**Goal**
Below is a listing; write it out exactly and drop any images from it.

**Record set**
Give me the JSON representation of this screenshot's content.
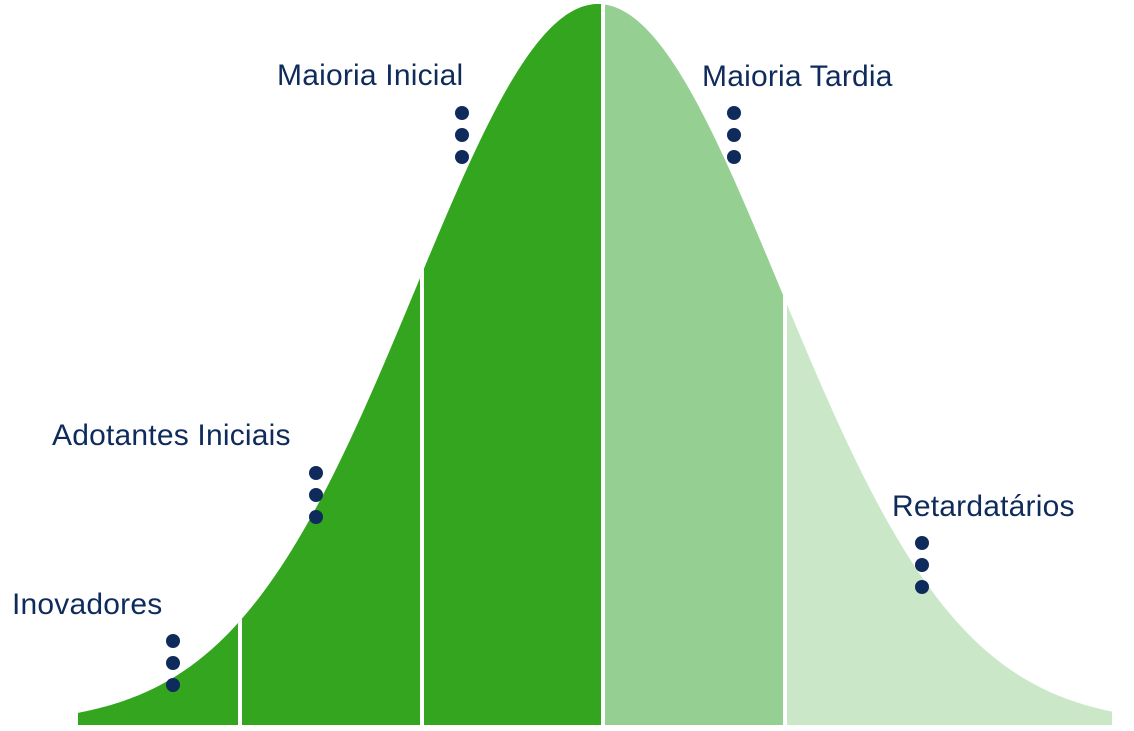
{
  "diagram": {
    "type": "bell-curve",
    "title": "",
    "colors": {
      "innovators": "#33a51f",
      "early_adopters": "#33a51f",
      "early_majority": "#33a51f",
      "late_majority": "#95cf91",
      "laggards": "#cae8c8",
      "divider": "#ffffff",
      "label_text": "#0f2b5b",
      "dot": "#0f2b5b"
    },
    "segments": [
      {
        "key": "innovators",
        "label": "Inovadores"
      },
      {
        "key": "early_adopters",
        "label": "Adotantes Iniciais"
      },
      {
        "key": "early_majority",
        "label": "Maioria Inicial"
      },
      {
        "key": "late_majority",
        "label": "Maioria Tardia"
      },
      {
        "key": "laggards",
        "label": "Retardatários"
      }
    ]
  }
}
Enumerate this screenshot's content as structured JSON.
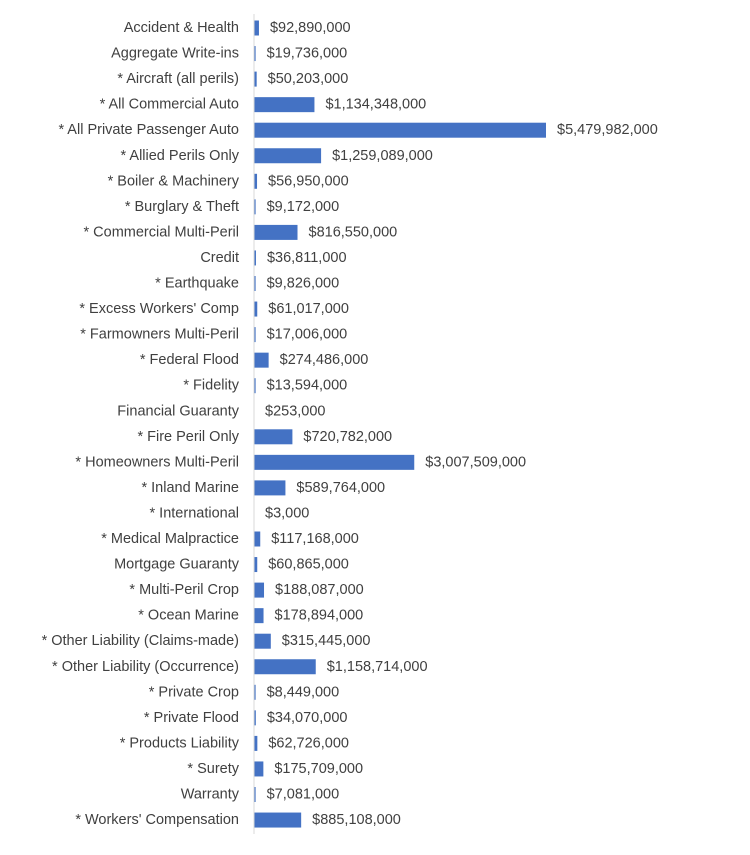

**Solved problem**
Give me the JSON representation of this screenshot's content.
{
  "diagram": {
    "type": "bell-curve",
    "title": "",
    "colors": {
      "innovators": "#33a51f",
      "early_adopters": "#33a51f",
      "early_majority": "#33a51f",
      "late_majority": "#95cf91",
      "laggards": "#cae8c8",
      "divider": "#ffffff",
      "label_text": "#0f2b5b",
      "dot": "#0f2b5b"
    },
    "segments": [
      {
        "key": "innovators",
        "label": "Inovadores"
      },
      {
        "key": "early_adopters",
        "label": "Adotantes Iniciais"
      },
      {
        "key": "early_majority",
        "label": "Maioria Inicial"
      },
      {
        "key": "late_majority",
        "label": "Maioria Tardia"
      },
      {
        "key": "laggards",
        "label": "Retardatários"
      }
    ]
  }
}
Enumerate this screenshot's content as structured JSON.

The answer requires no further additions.